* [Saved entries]
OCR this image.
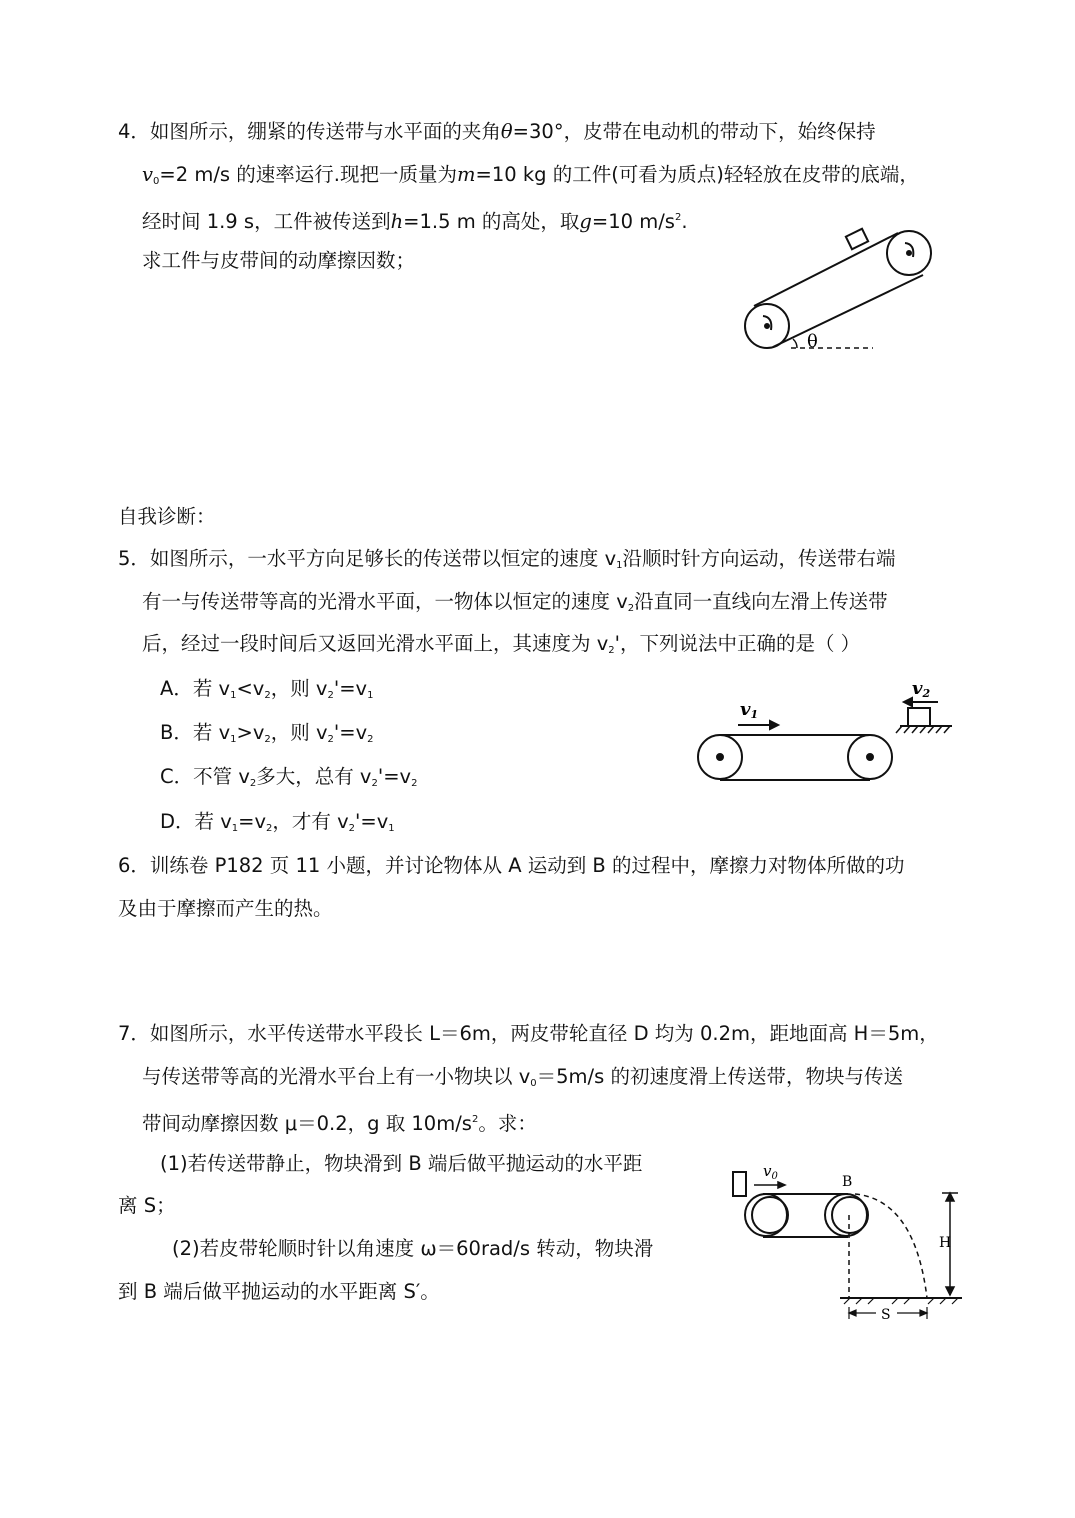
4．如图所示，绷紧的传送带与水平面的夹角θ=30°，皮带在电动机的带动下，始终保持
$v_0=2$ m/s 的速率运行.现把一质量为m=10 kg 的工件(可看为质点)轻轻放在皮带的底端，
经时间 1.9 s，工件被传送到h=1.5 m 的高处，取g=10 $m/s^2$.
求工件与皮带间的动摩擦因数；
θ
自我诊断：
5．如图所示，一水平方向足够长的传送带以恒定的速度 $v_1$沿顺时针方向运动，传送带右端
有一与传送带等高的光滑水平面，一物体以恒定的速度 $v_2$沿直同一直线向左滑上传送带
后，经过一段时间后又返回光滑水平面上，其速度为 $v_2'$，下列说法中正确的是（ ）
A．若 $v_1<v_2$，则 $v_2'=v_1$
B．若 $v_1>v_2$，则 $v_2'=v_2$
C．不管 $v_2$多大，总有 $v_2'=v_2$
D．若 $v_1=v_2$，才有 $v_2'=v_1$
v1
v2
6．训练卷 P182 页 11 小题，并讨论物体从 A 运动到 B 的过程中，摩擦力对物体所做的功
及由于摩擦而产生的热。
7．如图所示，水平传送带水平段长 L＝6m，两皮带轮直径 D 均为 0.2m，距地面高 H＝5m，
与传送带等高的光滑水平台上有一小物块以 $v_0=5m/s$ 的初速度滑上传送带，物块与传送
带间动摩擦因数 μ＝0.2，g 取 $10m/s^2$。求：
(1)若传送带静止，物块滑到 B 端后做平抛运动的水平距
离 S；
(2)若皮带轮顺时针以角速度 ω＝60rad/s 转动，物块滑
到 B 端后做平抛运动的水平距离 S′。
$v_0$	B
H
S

* * *

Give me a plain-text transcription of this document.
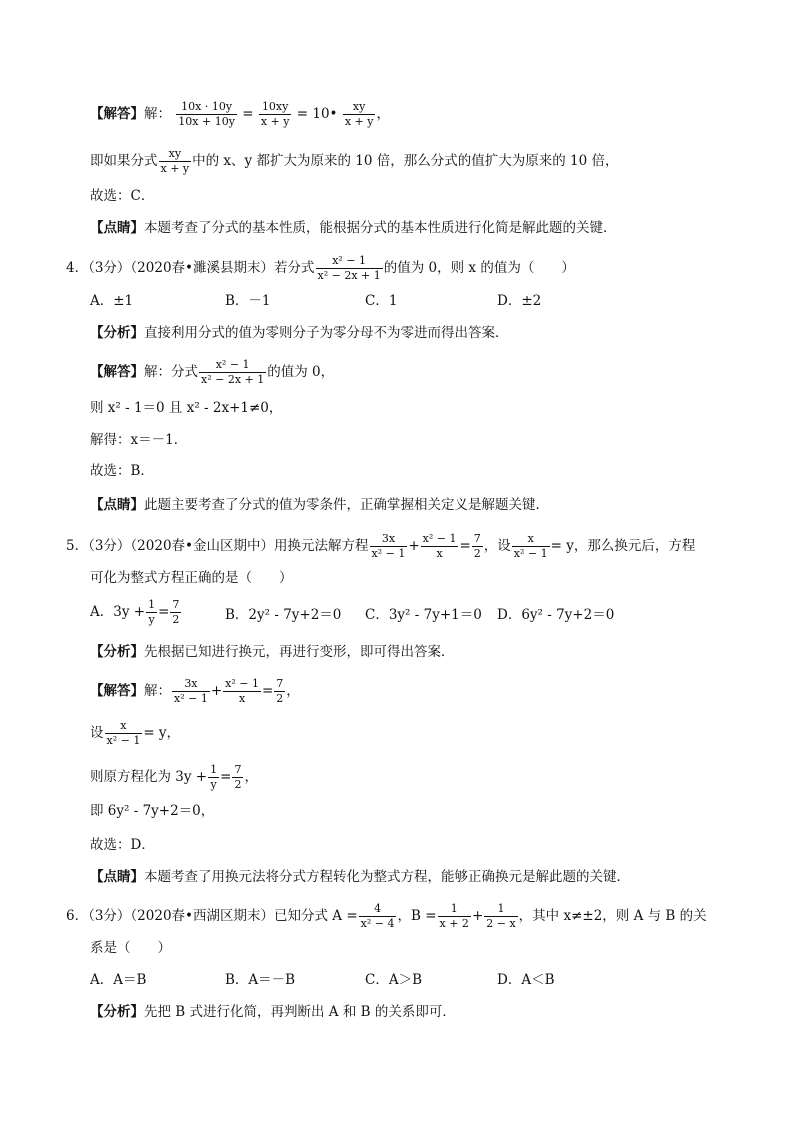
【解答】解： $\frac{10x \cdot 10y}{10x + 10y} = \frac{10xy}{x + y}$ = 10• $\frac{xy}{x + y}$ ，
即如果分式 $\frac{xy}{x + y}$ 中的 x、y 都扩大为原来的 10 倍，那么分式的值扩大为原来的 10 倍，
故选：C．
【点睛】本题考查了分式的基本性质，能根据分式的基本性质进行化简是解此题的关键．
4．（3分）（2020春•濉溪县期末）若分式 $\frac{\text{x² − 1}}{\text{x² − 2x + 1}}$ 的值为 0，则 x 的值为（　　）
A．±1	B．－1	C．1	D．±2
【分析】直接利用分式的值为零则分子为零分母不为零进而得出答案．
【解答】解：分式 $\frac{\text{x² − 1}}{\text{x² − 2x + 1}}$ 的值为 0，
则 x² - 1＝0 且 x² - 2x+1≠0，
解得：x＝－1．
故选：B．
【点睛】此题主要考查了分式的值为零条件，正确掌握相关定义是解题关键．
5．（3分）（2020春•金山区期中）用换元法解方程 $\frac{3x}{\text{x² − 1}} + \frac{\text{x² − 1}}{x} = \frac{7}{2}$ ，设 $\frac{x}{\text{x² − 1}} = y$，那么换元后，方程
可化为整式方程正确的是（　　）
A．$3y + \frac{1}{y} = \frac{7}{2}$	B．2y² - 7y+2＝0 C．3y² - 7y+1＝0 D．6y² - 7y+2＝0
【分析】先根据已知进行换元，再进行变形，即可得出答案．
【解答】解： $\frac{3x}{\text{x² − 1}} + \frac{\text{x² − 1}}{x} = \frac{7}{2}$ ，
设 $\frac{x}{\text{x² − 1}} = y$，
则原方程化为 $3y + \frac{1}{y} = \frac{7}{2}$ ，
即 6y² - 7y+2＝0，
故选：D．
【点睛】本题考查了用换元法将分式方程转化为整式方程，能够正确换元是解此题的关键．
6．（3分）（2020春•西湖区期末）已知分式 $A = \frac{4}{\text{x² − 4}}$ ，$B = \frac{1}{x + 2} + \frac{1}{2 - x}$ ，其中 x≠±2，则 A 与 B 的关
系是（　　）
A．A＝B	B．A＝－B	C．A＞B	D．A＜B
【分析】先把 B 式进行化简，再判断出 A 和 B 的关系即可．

--

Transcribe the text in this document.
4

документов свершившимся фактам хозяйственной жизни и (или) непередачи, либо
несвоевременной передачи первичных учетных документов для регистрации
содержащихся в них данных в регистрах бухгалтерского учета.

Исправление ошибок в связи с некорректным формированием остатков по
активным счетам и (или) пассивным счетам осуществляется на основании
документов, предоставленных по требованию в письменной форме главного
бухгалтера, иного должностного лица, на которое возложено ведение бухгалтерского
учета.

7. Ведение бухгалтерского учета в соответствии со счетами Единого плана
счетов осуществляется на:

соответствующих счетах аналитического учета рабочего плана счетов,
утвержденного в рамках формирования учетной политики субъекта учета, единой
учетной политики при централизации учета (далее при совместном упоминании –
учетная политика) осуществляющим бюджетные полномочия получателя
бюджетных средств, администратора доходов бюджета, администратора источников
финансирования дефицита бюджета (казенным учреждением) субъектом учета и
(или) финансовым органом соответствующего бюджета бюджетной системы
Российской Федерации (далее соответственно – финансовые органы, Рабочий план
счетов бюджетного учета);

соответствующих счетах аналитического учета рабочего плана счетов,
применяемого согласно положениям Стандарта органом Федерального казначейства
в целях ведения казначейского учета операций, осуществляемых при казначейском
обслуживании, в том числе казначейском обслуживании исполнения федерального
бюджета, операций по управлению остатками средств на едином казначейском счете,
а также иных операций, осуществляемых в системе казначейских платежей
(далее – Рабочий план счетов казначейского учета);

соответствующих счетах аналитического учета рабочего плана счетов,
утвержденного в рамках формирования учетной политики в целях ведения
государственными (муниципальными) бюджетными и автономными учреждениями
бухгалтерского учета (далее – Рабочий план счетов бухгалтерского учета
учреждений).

* [What you will do] Find all lines with "бухгалтерского" in them and copy each one.

* [Result of the task]
содержащихся в них данных в регистрах бухгалтерского учета.
бухгалтера, иного должностного лица, на которое возложено ведение бухгалтерского
7. Ведение бухгалтерского учета в соответствии со счетами Единого плана
бухгалтерского учета (далее – Рабочий план счетов бухгалтерского учета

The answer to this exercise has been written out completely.